TASK DIRECTIONS: Reproduce the data exactly.

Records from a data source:
|---|

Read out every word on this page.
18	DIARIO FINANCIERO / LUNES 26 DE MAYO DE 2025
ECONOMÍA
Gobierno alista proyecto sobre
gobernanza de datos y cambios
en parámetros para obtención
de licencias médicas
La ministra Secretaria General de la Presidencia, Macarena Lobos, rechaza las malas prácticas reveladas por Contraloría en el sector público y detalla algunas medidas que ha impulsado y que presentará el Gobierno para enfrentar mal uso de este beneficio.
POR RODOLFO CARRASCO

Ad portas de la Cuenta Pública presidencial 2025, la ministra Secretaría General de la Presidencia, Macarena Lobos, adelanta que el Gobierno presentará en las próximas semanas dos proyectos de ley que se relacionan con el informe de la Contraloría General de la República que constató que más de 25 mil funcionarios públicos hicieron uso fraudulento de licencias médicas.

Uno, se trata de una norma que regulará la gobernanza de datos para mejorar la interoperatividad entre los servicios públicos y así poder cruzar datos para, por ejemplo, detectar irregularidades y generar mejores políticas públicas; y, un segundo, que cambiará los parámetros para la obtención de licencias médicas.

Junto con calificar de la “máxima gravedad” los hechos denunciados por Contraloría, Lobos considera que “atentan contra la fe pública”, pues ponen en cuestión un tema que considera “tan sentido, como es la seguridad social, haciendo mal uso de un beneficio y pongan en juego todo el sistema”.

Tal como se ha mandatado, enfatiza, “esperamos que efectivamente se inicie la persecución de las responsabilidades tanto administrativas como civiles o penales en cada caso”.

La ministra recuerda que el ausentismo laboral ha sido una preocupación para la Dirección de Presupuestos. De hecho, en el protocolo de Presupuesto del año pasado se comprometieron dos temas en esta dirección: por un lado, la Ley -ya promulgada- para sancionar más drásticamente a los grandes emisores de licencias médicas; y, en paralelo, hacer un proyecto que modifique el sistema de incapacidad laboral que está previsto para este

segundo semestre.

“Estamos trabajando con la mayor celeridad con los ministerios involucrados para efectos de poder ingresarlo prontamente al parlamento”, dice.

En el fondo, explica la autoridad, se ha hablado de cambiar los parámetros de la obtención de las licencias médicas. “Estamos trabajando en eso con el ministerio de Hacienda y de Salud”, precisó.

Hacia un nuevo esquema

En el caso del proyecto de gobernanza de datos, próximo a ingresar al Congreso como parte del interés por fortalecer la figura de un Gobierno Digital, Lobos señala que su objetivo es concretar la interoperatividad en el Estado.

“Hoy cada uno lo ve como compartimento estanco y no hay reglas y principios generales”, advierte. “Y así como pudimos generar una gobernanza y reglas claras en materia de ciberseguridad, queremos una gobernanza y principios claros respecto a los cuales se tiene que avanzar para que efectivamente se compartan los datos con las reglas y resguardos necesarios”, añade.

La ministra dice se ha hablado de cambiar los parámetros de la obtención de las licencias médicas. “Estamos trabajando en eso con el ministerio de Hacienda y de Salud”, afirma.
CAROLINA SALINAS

|---|

SOLUTION TO THIS TASK:
Read out every word on this page.
18	DIARIO FINANCIERO / LUNES 26 DE MAYO DE 2025
ECONOMÍA
Gobierno alista proyecto sobre
gobernanza de datos y cambios
en parámetros para obtención
de licencias médicas
La ministra Secretaria General de la Presidencia, Macarena Lobos, rechaza las malas prácticas reveladas por Contraloría en el sector público y detalla algunas medidas que ha impulsado y que presentará el Gobierno para enfrentar mal uso de este beneficio.
POR RODOLFO CARRASCO

Ad portas de la Cuenta Pública presidencial 2025, la ministra Secretaría General de la Presidencia, Macarena Lobos, adelanta que el Gobierno presentará en las próximas semanas dos proyectos de ley que se relacionan con el informe de la Contraloría General de la República que constató que más de 25 mil funcionarios públicos hicieron uso fraudulento de licencias médicas.

Uno, se trata de una norma que regulará la gobernanza de datos para mejorar la interoperatividad entre los servicios públicos y así poder cruzar datos para, por ejemplo, detectar irregularidades y generar mejores políticas públicas; y, un segundo, que cambiará los parámetros para la obtención de licencias médicas.

Junto con calificar de la “máxima gravedad” los hechos denunciados por Contraloría, Lobos considera que “atentan contra la fe pública”, pues ponen en cuestión un tema que considera “tan sentido, como es la seguridad social, haciendo mal uso de un beneficio y pongan en juego todo el sistema”.

Tal como se ha mandatado, enfatiza, “esperamos que efectivamente se inicie la persecución de las responsabilidades tanto administrativas como civiles o penales en cada caso”.

La ministra recuerda que el ausentismo laboral ha sido una preocupación para la Dirección de Presupuestos. De hecho, en el protocolo de Presupuesto del año pasado se comprometieron dos temas en esta dirección: por un lado, la Ley -ya promulgada- para sancionar más drásticamente a los grandes emisores de licencias médicas; y, en paralelo, hacer un proyecto que modifique el sistema de incapacidad laboral que está previsto para este

segundo semestre.

“Estamos trabajando con la mayor celeridad con los ministerios involucrados para efectos de poder ingresarlo prontamente al parlamento”, dice.

En el fondo, explica la autoridad, se ha hablado de cambiar los parámetros de la obtención de las licencias médicas. “Estamos trabajando en eso con el ministerio de Hacienda y de Salud”, precisó.

Hacia un nuevo esquema

En el caso del proyecto de gobernanza de datos, próximo a ingresar al Congreso como parte del interés por fortalecer la figura de un Gobierno Digital, Lobos señala que su objetivo es concretar la interoperatividad en el Estado.

“Hoy cada uno lo ve como compartimento estanco y no hay reglas y principios generales”, advierte. “Y así como pudimos generar una gobernanza y reglas claras en materia de ciberseguridad, queremos una gobernanza y principios claros respecto a los cuales se tiene que avanzar para que efectivamente se compartan los datos con las reglas y resguardos necesarios”, añade.

La ministra dice se ha hablado de cambiar los parámetros de la obtención de las licencias médicas. “Estamos trabajando en eso con el ministerio de Hacienda y de Salud”, afirma.
CAROLINA SALINAS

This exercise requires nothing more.